═══ Provided records
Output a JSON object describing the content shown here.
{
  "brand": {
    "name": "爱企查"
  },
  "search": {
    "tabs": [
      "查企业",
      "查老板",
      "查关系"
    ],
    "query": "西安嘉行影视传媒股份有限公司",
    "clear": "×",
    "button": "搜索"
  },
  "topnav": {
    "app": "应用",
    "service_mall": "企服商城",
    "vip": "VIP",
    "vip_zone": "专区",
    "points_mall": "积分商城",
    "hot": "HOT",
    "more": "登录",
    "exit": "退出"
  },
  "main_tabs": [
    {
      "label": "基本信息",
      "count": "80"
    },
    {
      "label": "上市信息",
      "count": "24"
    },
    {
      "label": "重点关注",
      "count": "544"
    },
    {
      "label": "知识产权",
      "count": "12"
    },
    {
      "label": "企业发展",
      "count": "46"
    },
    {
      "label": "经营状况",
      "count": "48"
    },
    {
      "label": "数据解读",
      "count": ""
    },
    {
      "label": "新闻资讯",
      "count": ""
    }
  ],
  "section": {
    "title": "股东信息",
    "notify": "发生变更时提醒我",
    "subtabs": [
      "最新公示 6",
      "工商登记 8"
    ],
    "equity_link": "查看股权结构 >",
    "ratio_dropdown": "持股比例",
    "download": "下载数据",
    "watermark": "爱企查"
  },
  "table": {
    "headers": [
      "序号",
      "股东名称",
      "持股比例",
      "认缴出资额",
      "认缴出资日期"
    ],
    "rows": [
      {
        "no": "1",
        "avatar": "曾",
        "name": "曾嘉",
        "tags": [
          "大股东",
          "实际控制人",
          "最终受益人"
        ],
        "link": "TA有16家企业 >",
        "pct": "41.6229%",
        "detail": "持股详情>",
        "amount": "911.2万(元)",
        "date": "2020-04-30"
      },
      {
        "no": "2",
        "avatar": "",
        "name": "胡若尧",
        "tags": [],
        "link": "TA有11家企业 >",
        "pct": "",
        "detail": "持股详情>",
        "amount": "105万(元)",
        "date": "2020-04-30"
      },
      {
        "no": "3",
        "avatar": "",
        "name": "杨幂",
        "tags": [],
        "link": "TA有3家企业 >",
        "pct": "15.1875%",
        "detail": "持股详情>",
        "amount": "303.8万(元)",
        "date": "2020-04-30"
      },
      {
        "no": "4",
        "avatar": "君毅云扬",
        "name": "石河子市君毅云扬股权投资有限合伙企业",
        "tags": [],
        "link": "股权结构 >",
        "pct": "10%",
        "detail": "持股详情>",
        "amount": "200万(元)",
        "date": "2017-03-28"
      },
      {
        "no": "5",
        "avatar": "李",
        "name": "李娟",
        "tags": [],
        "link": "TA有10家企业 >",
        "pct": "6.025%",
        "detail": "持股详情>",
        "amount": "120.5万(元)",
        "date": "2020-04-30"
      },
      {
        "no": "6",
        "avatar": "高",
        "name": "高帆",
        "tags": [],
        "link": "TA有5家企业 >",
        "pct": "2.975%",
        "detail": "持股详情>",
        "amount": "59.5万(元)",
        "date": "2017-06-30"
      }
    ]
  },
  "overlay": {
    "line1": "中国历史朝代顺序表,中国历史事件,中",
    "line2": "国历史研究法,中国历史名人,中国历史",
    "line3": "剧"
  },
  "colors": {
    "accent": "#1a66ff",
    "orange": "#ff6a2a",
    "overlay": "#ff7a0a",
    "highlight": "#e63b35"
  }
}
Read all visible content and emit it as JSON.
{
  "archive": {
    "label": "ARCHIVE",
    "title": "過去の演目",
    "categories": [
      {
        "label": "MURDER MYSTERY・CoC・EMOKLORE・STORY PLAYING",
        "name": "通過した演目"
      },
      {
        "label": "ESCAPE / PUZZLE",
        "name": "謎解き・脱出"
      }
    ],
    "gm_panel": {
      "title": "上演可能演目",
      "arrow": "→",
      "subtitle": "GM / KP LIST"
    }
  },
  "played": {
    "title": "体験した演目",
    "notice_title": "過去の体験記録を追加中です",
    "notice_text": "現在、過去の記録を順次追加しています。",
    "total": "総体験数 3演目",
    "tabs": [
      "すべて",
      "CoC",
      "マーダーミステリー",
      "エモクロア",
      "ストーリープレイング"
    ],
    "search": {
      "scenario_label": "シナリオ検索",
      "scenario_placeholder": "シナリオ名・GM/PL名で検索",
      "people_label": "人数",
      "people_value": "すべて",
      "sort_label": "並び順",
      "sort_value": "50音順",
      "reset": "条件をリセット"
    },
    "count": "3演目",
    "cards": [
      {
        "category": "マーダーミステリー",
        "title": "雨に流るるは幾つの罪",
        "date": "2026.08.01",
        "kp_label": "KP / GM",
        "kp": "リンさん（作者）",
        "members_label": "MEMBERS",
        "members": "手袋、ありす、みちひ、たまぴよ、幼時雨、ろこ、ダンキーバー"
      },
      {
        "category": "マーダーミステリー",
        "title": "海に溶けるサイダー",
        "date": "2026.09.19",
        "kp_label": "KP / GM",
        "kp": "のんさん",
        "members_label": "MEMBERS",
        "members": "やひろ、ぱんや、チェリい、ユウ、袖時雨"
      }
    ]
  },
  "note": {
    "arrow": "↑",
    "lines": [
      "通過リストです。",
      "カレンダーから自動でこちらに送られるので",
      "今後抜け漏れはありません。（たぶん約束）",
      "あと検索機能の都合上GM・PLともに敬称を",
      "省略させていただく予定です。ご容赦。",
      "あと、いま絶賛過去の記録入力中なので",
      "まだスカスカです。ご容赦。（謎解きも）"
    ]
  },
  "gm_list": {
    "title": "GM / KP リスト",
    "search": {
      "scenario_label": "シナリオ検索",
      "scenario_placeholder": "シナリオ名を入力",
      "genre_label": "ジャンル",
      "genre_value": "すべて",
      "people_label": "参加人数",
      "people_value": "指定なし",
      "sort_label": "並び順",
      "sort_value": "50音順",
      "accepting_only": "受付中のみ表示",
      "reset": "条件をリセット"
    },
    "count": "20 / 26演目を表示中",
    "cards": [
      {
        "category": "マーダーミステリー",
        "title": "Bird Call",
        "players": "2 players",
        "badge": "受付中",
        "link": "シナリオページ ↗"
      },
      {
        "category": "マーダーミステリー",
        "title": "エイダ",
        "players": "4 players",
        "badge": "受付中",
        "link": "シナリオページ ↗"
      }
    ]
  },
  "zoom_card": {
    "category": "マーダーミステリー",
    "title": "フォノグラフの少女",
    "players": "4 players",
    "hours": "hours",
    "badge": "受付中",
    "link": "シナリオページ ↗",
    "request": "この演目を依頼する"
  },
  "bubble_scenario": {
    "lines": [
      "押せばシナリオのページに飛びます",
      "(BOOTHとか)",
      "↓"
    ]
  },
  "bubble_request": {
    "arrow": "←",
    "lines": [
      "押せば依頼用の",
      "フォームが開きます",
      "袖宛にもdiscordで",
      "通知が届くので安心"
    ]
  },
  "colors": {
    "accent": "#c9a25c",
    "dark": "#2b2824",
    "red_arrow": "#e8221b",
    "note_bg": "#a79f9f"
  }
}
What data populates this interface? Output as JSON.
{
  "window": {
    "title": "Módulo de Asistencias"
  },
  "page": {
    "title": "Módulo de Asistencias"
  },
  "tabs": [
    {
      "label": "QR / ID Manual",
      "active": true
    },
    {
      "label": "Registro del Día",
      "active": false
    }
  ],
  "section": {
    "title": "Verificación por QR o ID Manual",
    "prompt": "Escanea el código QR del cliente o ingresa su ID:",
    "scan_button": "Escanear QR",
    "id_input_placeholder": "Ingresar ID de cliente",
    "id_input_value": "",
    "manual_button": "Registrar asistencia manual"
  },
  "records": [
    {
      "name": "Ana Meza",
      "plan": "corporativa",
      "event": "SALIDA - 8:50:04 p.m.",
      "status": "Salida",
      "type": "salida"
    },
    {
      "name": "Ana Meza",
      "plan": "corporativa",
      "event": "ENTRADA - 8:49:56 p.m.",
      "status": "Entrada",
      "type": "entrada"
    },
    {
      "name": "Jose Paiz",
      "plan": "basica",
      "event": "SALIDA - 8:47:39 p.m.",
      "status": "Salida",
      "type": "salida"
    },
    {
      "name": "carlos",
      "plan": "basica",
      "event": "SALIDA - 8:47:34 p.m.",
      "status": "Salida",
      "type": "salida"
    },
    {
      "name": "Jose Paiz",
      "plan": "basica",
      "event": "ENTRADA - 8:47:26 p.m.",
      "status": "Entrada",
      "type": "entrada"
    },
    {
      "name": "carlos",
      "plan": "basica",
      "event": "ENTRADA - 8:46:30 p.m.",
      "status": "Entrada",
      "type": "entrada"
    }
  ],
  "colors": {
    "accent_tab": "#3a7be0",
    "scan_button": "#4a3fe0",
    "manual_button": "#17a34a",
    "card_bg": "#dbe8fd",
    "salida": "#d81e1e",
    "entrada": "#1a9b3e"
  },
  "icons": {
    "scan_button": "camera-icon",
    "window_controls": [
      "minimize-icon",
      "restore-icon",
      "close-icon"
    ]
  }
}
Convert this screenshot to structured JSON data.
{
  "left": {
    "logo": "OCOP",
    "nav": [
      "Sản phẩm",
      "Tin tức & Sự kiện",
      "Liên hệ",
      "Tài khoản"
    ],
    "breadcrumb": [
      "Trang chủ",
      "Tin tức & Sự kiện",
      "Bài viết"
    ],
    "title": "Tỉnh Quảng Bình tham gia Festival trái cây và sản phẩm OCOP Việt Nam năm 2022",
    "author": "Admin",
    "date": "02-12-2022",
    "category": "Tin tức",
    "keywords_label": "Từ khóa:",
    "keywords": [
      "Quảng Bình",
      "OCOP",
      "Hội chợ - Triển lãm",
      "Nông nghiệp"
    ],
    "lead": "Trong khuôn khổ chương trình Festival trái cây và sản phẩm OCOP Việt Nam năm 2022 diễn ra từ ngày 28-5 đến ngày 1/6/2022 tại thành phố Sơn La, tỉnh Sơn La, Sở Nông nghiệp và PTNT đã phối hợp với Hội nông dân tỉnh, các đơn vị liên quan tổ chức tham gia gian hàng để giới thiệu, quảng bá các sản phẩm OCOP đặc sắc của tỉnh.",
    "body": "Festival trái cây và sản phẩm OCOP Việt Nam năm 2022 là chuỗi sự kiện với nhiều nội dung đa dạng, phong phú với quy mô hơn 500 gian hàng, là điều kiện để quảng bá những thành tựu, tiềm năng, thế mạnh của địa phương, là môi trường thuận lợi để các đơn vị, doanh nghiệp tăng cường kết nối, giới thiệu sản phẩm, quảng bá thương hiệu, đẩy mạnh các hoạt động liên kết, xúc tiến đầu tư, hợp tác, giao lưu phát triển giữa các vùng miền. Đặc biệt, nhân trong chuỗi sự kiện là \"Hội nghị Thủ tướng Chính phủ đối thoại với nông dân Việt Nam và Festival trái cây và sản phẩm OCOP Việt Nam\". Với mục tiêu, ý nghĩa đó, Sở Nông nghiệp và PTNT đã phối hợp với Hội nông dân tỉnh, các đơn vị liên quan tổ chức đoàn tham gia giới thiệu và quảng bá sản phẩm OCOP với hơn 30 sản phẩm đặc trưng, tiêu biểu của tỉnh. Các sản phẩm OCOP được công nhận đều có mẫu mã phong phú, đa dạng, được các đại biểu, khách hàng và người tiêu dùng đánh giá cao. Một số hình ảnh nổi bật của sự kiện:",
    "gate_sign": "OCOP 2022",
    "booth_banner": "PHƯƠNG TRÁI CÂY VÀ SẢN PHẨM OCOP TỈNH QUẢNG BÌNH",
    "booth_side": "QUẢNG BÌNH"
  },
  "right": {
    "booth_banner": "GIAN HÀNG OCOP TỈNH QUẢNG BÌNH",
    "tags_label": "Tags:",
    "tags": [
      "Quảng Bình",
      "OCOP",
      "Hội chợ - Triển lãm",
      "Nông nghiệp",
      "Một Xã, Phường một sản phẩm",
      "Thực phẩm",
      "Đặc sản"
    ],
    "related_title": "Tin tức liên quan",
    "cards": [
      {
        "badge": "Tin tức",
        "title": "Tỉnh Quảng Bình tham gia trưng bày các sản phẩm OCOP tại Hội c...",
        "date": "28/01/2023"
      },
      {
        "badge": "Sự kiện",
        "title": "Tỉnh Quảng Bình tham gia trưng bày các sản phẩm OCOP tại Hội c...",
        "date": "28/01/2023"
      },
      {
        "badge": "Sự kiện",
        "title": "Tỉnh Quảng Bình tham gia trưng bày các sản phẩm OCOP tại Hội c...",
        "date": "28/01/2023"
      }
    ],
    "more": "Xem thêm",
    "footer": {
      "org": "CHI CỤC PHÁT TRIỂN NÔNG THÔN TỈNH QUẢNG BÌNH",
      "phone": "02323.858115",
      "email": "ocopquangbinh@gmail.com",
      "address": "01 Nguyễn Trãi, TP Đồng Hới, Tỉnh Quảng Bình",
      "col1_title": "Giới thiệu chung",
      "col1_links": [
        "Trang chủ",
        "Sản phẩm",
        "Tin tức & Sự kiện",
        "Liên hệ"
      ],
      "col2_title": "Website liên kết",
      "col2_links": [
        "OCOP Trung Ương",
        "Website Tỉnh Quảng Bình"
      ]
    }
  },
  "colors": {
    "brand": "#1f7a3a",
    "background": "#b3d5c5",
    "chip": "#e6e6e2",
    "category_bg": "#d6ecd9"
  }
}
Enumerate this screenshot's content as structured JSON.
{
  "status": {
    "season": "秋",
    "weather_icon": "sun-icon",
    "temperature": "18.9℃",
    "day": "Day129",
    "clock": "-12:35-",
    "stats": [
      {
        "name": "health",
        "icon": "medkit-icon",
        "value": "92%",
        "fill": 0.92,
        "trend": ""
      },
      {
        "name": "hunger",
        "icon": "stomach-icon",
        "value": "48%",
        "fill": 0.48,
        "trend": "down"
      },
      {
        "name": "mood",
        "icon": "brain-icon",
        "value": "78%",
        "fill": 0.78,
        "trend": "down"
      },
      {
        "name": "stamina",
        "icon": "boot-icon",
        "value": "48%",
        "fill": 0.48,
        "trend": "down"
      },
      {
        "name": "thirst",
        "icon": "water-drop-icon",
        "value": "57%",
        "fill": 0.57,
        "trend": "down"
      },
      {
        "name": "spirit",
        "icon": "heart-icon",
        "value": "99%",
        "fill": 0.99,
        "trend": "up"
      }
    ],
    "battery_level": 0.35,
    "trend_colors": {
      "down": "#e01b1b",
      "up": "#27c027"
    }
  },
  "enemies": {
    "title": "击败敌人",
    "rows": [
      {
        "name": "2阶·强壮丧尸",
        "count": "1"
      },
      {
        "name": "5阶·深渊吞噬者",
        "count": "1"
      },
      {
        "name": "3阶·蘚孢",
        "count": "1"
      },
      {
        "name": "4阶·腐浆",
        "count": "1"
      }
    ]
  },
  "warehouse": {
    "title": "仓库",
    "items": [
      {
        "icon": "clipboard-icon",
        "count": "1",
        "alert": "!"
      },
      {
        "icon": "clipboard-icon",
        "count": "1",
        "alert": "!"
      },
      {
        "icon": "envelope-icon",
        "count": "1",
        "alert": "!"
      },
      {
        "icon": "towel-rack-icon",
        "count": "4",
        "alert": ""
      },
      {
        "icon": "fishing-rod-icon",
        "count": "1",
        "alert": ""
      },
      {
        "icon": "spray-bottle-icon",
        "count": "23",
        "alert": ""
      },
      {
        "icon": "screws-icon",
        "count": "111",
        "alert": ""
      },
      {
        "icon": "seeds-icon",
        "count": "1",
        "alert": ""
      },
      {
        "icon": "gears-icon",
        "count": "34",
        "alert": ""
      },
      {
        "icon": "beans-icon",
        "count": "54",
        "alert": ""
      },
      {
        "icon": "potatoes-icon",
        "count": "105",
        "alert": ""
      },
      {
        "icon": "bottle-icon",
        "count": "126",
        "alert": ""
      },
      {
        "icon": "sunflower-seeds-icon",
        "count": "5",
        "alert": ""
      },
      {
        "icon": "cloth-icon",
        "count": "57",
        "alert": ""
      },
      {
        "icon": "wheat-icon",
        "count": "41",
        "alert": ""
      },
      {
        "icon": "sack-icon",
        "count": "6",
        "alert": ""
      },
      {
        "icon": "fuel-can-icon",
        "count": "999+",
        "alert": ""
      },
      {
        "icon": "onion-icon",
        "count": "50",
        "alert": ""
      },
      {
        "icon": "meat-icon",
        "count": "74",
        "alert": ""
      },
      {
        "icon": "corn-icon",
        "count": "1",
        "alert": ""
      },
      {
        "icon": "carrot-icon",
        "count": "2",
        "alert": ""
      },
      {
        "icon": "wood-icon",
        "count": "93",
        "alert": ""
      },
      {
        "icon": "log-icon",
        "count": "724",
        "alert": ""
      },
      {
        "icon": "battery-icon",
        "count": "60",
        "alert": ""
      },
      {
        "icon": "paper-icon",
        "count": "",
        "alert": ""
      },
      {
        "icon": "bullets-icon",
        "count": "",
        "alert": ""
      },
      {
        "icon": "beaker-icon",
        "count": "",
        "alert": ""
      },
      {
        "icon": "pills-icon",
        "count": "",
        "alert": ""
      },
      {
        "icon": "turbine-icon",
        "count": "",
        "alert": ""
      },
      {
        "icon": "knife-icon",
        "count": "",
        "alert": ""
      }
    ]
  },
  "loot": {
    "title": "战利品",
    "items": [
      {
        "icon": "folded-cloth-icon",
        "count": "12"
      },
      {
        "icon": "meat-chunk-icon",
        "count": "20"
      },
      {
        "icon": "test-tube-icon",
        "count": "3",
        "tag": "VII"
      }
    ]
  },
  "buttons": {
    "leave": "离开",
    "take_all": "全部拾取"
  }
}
══════
**Exercise task**
Check each line of the records above for the word "Output", then give the number of lines that have it, with no other words.

**The result**
2